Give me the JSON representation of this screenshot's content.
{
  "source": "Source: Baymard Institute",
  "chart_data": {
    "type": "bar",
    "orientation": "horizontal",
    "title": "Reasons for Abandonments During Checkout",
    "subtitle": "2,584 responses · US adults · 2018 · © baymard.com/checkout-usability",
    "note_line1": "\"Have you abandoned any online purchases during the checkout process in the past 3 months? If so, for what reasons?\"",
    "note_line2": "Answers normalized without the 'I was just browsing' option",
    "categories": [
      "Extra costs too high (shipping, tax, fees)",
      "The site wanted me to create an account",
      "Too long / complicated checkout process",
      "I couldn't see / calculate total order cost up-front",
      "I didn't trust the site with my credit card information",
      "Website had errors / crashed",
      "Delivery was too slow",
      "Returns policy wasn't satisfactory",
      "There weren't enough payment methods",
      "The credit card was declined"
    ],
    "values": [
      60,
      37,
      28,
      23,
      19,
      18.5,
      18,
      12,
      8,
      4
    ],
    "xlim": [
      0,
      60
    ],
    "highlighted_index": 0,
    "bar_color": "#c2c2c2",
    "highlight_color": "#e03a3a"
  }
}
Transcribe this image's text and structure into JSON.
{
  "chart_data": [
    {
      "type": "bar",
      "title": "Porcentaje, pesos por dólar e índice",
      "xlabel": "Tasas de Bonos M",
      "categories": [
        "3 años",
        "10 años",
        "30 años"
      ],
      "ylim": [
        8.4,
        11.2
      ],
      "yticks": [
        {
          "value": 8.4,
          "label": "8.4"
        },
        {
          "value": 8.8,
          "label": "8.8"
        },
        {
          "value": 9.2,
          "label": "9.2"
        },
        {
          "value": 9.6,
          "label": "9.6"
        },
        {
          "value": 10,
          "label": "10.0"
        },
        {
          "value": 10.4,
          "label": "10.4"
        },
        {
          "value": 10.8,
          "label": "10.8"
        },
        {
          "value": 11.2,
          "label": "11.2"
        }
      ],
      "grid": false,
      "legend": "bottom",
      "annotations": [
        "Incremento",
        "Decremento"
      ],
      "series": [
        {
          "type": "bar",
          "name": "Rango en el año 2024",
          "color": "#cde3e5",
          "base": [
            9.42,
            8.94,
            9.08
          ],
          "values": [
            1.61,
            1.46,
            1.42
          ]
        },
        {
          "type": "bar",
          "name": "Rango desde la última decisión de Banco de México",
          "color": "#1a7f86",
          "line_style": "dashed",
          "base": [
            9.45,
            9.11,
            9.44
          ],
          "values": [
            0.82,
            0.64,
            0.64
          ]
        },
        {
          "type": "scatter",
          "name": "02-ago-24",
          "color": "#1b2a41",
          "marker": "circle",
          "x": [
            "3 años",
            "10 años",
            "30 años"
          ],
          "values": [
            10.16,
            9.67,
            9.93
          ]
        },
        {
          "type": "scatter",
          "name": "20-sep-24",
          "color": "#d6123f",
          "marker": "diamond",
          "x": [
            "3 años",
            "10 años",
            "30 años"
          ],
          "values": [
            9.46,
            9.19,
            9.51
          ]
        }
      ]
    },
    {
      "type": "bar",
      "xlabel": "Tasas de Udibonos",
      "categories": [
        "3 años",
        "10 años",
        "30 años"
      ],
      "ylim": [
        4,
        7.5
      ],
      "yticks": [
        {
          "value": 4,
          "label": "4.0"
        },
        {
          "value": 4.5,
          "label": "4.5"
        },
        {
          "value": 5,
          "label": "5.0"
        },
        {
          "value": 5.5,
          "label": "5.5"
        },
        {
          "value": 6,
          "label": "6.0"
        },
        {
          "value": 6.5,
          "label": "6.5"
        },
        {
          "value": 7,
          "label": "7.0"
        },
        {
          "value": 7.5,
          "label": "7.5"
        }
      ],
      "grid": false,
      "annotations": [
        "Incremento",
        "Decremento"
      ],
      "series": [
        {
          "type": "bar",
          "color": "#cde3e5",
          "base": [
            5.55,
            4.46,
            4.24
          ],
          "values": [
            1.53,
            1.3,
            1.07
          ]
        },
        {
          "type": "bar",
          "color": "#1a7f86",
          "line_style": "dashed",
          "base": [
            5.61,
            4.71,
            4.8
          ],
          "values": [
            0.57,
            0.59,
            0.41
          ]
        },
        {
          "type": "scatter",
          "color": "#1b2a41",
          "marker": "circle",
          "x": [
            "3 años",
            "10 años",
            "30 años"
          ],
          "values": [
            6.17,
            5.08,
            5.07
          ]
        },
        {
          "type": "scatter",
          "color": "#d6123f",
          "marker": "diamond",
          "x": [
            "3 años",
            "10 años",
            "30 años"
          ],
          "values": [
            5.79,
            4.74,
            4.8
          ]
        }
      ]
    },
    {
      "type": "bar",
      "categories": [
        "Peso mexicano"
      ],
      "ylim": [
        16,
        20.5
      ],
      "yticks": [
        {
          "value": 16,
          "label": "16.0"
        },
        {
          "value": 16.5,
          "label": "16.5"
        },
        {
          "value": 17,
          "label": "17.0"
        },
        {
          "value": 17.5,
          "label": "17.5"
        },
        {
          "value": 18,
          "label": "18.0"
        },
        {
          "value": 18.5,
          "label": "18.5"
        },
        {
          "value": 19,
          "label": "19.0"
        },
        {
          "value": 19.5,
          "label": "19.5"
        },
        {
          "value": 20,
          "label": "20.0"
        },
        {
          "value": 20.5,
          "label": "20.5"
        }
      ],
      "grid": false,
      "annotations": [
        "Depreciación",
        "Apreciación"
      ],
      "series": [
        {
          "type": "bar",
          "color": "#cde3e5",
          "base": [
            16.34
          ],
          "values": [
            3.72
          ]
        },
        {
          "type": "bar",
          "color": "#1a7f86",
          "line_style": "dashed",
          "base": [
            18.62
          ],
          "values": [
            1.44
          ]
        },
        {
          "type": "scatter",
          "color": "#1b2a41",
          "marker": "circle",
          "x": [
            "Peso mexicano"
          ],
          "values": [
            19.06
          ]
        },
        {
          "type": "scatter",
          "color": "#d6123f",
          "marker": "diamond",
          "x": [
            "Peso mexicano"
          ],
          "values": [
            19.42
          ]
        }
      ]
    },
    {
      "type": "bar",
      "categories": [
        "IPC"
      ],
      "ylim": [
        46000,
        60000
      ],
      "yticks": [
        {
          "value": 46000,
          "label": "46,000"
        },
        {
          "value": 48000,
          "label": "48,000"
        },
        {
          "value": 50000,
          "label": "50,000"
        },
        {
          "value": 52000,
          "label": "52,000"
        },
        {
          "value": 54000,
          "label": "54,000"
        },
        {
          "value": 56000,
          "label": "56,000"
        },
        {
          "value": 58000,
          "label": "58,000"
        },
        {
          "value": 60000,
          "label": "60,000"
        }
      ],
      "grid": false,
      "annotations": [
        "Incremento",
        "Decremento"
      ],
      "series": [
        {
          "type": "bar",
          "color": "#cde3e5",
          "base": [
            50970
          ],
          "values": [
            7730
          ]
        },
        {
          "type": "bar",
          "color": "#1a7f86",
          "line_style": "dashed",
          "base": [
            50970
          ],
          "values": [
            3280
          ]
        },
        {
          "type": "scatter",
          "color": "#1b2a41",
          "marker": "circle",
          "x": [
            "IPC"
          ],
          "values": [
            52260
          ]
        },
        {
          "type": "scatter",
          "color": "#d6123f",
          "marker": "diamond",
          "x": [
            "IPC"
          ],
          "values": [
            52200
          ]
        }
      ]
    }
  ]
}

________________________

Output all of the material, please, exactly as it stands.

• _Exercise response_:
Give me the JSON representation of this screenshot's content.
{
  "source": "Source: Baymard Institute",
  "chart_data": {
    "type": "bar",
    "orientation": "horizontal",
    "title": "Reasons for Abandonments During Checkout",
    "subtitle": "2,584 responses · US adults · 2018 · © baymard.com/checkout-usability",
    "note_line1": "\"Have you abandoned any online purchases during the checkout process in the past 3 months? If so, for what reasons?\"",
    "note_line2": "Answers normalized without the 'I was just browsing' option",
    "categories": [
      "Extra costs too high (shipping, tax, fees)",
      "The site wanted me to create an account",
      "Too long / complicated checkout process",
      "I couldn't see / calculate total order cost up-front",
      "I didn't trust the site with my credit card information",
      "Website had errors / crashed",
      "Delivery was too slow",
      "Returns policy wasn't satisfactory",
      "There weren't enough payment methods",
      "The credit card was declined"
    ],
    "values": [
      60,
      37,
      28,
      23,
      19,
      18.5,
      18,
      12,
      8,
      4
    ],
    "xlim": [
      0,
      60
    ],
    "highlighted_index": 0,
    "bar_color": "#c2c2c2",
    "highlight_color": "#e03a3a"
  }
}
Transcribe this image's text and structure into JSON.
{
  "chart_data": [
    {
      "type": "bar",
      "title": "Porcentaje, pesos por dólar e índice",
      "xlabel": "Tasas de Bonos M",
      "categories": [
        "3 años",
        "10 años",
        "30 años"
      ],
      "ylim": [
        8.4,
        11.2
      ],
      "yticks": [
        {
          "value": 8.4,
          "label": "8.4"
        },
        {
          "value": 8.8,
          "label": "8.8"
        },
        {
          "value": 9.2,
          "label": "9.2"
        },
        {
          "value": 9.6,
          "label": "9.6"
        },
        {
          "value": 10,
          "label": "10.0"
        },
        {
          "value": 10.4,
          "label": "10.4"
        },
        {
          "value": 10.8,
          "label": "10.8"
        },
        {
          "value": 11.2,
          "label": "11.2"
        }
      ],
      "grid": false,
      "legend": "bottom",
      "annotations": [
        "Incremento",
        "Decremento"
      ],
      "series": [
        {
          "type": "bar",
          "name": "Rango en el año 2024",
          "color": "#cde3e5",
          "base": [
            9.42,
            8.94,
            9.08
          ],
          "values": [
            1.61,
            1.46,
            1.42
          ]
        },
        {
          "type": "bar",
          "name": "Rango desde la última decisión de Banco de México",
          "color": "#1a7f86",
          "line_style": "dashed",
          "base": [
            9.45,
            9.11,
            9.44
          ],
          "values": [
            0.82,
            0.64,
            0.64
          ]
        },
        {
          "type": "scatter",
          "name": "02-ago-24",
          "color": "#1b2a41",
          "marker": "circle",
          "x": [
            "3 años",
            "10 años",
            "30 años"
          ],
          "values": [
            10.16,
            9.67,
            9.93
          ]
        },
        {
          "type": "scatter",
          "name": "20-sep-24",
          "color": "#d6123f",
          "marker": "diamond",
          "x": [
            "3 años",
            "10 años",
            "30 años"
          ],
          "values": [
            9.46,
            9.19,
            9.51
          ]
        }
      ]
    },
    {
      "type": "bar",
      "xlabel": "Tasas de Udibonos",
      "categories": [
        "3 años",
        "10 años",
        "30 años"
      ],
      "ylim": [
        4,
        7.5
      ],
      "yticks": [
        {
          "value": 4,
          "label": "4.0"
        },
        {
          "value": 4.5,
          "label": "4.5"
        },
        {
          "value": 5,
          "label": "5.0"
        },
        {
          "value": 5.5,
          "label": "5.5"
        },
        {
          "value": 6,
          "label": "6.0"
        },
        {
          "value": 6.5,
          "label": "6.5"
        },
        {
          "value": 7,
          "label": "7.0"
        },
        {
          "value": 7.5,
          "label": "7.5"
        }
      ],
      "grid": false,
      "annotations": [
        "Incremento",
        "Decremento"
      ],
      "series": [
        {
          "type": "bar",
          "color": "#cde3e5",
          "base": [
            5.55,
            4.46,
            4.24
          ],
          "values": [
            1.53,
            1.3,
            1.07
          ]
        },
        {
          "type": "bar",
          "color": "#1a7f86",
          "line_style": "dashed",
          "base": [
            5.61,
            4.71,
            4.8
          ],
          "values": [
            0.57,
            0.59,
            0.41
          ]
        },
        {
          "type": "scatter",
          "color": "#1b2a41",
          "marker": "circle",
          "x": [
            "3 años",
            "10 años",
            "30 años"
          ],
          "values": [
            6.17,
            5.08,
            5.07
          ]
        },
        {
          "type": "scatter",
          "color": "#d6123f",
          "marker": "diamond",
          "x": [
            "3 años",
            "10 años",
            "30 años"
          ],
          "values": [
            5.79,
            4.74,
            4.8
          ]
        }
      ]
    },
    {
      "type": "bar",
      "categories": [
        "Peso mexicano"
      ],
      "ylim": [
        16,
        20.5
      ],
      "yticks": [
        {
          "value": 16,
          "label": "16.0"
        },
        {
          "value": 16.5,
          "label": "16.5"
        },
        {
          "value": 17,
          "label": "17.0"
        },
        {
          "value": 17.5,
          "label": "17.5"
        },
        {
          "value": 18,
          "label": "18.0"
        },
        {
          "value": 18.5,
          "label": "18.5"
        },
        {
          "value": 19,
          "label": "19.0"
        },
        {
          "value": 19.5,
          "label": "19.5"
        },
        {
          "value": 20,
          "label": "20.0"
        },
        {
          "value": 20.5,
          "label": "20.5"
        }
      ],
      "grid": false,
      "annotations": [
        "Depreciación",
        "Apreciación"
      ],
      "series": [
        {
          "type": "bar",
          "color": "#cde3e5",
          "base": [
            16.34
          ],
          "values": [
            3.72
          ]
        },
        {
          "type": "bar",
          "color": "#1a7f86",
          "line_style": "dashed",
          "base": [
            18.62
          ],
          "values": [
            1.44
          ]
        },
        {
          "type": "scatter",
          "color": "#1b2a41",
          "marker": "circle",
          "x": [
            "Peso mexicano"
          ],
          "values": [
            19.06
          ]
        },
        {
          "type": "scatter",
          "color": "#d6123f",
          "marker": "diamond",
          "x": [
            "Peso mexicano"
          ],
          "values": [
            19.42
          ]
        }
      ]
    },
    {
      "type": "bar",
      "categories": [
        "IPC"
      ],
      "ylim": [
        46000,
        60000
      ],
      "yticks": [
        {
          "value": 46000,
          "label": "46,000"
        },
        {
          "value": 48000,
          "label": "48,000"
        },
        {
          "value": 50000,
          "label": "50,000"
        },
        {
          "value": 52000,
          "label": "52,000"
        },
        {
          "value": 54000,
          "label": "54,000"
        },
        {
          "value": 56000,
          "label": "56,000"
        },
        {
          "value": 58000,
          "label": "58,000"
        },
        {
          "value": 60000,
          "label": "60,000"
        }
      ],
      "grid": false,
      "annotations": [
        "Incremento",
        "Decremento"
      ],
      "series": [
        {
          "type": "bar",
          "color": "#cde3e5",
          "base": [
            50970
          ],
          "values": [
            7730
          ]
        },
        {
          "type": "bar",
          "color": "#1a7f86",
          "line_style": "dashed",
          "base": [
            50970
          ],
          "values": [
            3280
          ]
        },
        {
          "type": "scatter",
          "color": "#1b2a41",
          "marker": "circle",
          "x": [
            "IPC"
          ],
          "values": [
            52260
          ]
        },
        {
          "type": "scatter",
          "color": "#d6123f",
          "marker": "diamond",
          "x": [
            "IPC"
          ],
          "values": [
            52200
          ]
        }
      ]
    }
  ]
}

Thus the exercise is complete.